**Written problem**
Print the listing below in its entirety, character for character.

**Supplied material**
# # # # # # #
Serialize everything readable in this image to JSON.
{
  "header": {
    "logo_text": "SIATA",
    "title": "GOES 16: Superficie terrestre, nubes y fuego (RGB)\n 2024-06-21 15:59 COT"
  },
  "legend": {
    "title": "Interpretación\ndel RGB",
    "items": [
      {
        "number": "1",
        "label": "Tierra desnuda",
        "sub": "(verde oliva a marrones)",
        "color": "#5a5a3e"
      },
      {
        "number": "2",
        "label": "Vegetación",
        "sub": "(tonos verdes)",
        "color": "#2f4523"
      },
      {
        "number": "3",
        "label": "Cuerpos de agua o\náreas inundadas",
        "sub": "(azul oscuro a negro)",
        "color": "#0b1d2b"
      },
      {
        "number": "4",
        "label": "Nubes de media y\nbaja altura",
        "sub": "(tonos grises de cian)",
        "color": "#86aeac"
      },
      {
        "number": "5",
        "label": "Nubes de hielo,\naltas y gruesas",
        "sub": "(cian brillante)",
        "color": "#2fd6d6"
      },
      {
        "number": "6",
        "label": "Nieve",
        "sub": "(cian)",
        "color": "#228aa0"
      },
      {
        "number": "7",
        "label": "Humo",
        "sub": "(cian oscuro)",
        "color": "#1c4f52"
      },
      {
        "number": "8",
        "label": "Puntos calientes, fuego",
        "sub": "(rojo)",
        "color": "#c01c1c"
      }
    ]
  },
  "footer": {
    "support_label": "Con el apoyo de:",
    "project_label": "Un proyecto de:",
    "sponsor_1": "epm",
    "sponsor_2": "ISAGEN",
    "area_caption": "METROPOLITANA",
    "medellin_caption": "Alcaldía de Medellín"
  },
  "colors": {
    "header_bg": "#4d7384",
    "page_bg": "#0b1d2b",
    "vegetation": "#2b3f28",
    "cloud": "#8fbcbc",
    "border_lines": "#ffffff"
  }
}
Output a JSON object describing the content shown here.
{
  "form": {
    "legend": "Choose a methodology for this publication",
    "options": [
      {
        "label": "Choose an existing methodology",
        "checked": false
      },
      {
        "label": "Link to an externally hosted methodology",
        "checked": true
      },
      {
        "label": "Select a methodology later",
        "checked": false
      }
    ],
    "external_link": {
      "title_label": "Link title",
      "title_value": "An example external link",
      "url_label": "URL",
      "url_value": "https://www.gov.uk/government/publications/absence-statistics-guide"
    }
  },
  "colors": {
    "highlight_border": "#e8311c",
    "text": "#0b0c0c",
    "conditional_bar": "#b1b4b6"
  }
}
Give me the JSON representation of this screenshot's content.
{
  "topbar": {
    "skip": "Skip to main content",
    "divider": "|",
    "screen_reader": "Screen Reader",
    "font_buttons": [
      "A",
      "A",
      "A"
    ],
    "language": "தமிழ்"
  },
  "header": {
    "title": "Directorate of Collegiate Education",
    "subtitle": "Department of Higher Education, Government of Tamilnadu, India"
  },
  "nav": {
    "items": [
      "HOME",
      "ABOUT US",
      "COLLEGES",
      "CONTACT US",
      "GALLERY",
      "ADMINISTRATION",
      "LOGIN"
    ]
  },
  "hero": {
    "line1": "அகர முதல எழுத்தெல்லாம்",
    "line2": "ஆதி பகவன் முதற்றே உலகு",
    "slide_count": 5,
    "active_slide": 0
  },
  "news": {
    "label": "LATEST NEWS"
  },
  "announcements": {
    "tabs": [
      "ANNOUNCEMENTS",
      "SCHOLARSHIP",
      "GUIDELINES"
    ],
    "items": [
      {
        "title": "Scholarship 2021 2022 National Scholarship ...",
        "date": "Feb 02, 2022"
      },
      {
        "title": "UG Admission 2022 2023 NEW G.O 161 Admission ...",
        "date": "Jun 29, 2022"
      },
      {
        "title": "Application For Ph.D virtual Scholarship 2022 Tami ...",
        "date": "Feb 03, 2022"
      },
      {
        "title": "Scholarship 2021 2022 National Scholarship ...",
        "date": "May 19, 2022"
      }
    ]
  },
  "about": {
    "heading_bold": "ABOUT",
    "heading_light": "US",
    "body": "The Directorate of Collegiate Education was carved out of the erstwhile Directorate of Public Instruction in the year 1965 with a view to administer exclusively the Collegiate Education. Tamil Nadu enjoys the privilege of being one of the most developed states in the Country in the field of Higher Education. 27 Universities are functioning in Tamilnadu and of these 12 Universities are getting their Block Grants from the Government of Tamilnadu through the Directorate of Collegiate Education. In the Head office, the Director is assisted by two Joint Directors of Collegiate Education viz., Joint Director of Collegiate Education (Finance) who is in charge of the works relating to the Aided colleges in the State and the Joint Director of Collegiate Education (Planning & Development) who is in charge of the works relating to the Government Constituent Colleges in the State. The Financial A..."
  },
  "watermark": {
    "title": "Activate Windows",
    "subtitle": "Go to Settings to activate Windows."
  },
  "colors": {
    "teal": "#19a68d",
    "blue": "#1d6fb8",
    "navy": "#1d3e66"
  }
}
# # # # # # #
**Response to the task**
Serialize everything readable in this image to JSON.
{
  "header": {
    "logo_text": "SIATA",
    "title": "GOES 16: Superficie terrestre, nubes y fuego (RGB)\n 2024-06-21 15:59 COT"
  },
  "legend": {
    "title": "Interpretación\ndel RGB",
    "items": [
      {
        "number": "1",
        "label": "Tierra desnuda",
        "sub": "(verde oliva a marrones)",
        "color": "#5a5a3e"
      },
      {
        "number": "2",
        "label": "Vegetación",
        "sub": "(tonos verdes)",
        "color": "#2f4523"
      },
      {
        "number": "3",
        "label": "Cuerpos de agua o\náreas inundadas",
        "sub": "(azul oscuro a negro)",
        "color": "#0b1d2b"
      },
      {
        "number": "4",
        "label": "Nubes de media y\nbaja altura",
        "sub": "(tonos grises de cian)",
        "color": "#86aeac"
      },
      {
        "number": "5",
        "label": "Nubes de hielo,\naltas y gruesas",
        "sub": "(cian brillante)",
        "color": "#2fd6d6"
      },
      {
        "number": "6",
        "label": "Nieve",
        "sub": "(cian)",
        "color": "#228aa0"
      },
      {
        "number": "7",
        "label": "Humo",
        "sub": "(cian oscuro)",
        "color": "#1c4f52"
      },
      {
        "number": "8",
        "label": "Puntos calientes, fuego",
        "sub": "(rojo)",
        "color": "#c01c1c"
      }
    ]
  },
  "footer": {
    "support_label": "Con el apoyo de:",
    "project_label": "Un proyecto de:",
    "sponsor_1": "epm",
    "sponsor_2": "ISAGEN",
    "area_caption": "METROPOLITANA",
    "medellin_caption": "Alcaldía de Medellín"
  },
  "colors": {
    "header_bg": "#4d7384",
    "page_bg": "#0b1d2b",
    "vegetation": "#2b3f28",
    "cloud": "#8fbcbc",
    "border_lines": "#ffffff"
  }
}
Output a JSON object describing the content shown here.
{
  "form": {
    "legend": "Choose a methodology for this publication",
    "options": [
      {
        "label": "Choose an existing methodology",
        "checked": false
      },
      {
        "label": "Link to an externally hosted methodology",
        "checked": true
      },
      {
        "label": "Select a methodology later",
        "checked": false
      }
    ],
    "external_link": {
      "title_label": "Link title",
      "title_value": "An example external link",
      "url_label": "URL",
      "url_value": "https://www.gov.uk/government/publications/absence-statistics-guide"
    }
  },
  "colors": {
    "highlight_border": "#e8311c",
    "text": "#0b0c0c",
    "conditional_bar": "#b1b4b6"
  }
}
Give me the JSON representation of this screenshot's content.
{
  "topbar": {
    "skip": "Skip to main content",
    "divider": "|",
    "screen_reader": "Screen Reader",
    "font_buttons": [
      "A",
      "A",
      "A"
    ],
    "language": "தமிழ்"
  },
  "header": {
    "title": "Directorate of Collegiate Education",
    "subtitle": "Department of Higher Education, Government of Tamilnadu, India"
  },
  "nav": {
    "items": [
      "HOME",
      "ABOUT US",
      "COLLEGES",
      "CONTACT US",
      "GALLERY",
      "ADMINISTRATION",
      "LOGIN"
    ]
  },
  "hero": {
    "line1": "அகர முதல எழுத்தெல்லாம்",
    "line2": "ஆதி பகவன் முதற்றே உலகு",
    "slide_count": 5,
    "active_slide": 0
  },
  "news": {
    "label": "LATEST NEWS"
  },
  "announcements": {
    "tabs": [
      "ANNOUNCEMENTS",
      "SCHOLARSHIP",
      "GUIDELINES"
    ],
    "items": [
      {
        "title": "Scholarship 2021 2022 National Scholarship ...",
        "date": "Feb 02, 2022"
      },
      {
        "title": "UG Admission 2022 2023 NEW G.O 161 Admission ...",
        "date": "Jun 29, 2022"
      },
      {
        "title": "Application For Ph.D virtual Scholarship 2022 Tami ...",
        "date": "Feb 03, 2022"
      },
      {
        "title": "Scholarship 2021 2022 National Scholarship ...",
        "date": "May 19, 2022"
      }
    ]
  },
  "about": {
    "heading_bold": "ABOUT",
    "heading_light": "US",
    "body": "The Directorate of Collegiate Education was carved out of the erstwhile Directorate of Public Instruction in the year 1965 with a view to administer exclusively the Collegiate Education. Tamil Nadu enjoys the privilege of being one of the most developed states in the Country in the field of Higher Education. 27 Universities are functioning in Tamilnadu and of these 12 Universities are getting their Block Grants from the Government of Tamilnadu through the Directorate of Collegiate Education. In the Head office, the Director is assisted by two Joint Directors of Collegiate Education viz., Joint Director of Collegiate Education (Finance) who is in charge of the works relating to the Aided colleges in the State and the Joint Director of Collegiate Education (Planning & Development) who is in charge of the works relating to the Government Constituent Colleges in the State. The Financial A..."
  },
  "watermark": {
    "title": "Activate Windows",
    "subtitle": "Go to Settings to activate Windows."
  },
  "colors": {
    "teal": "#19a68d",
    "blue": "#1d6fb8",
    "navy": "#1d3e66"
  }
}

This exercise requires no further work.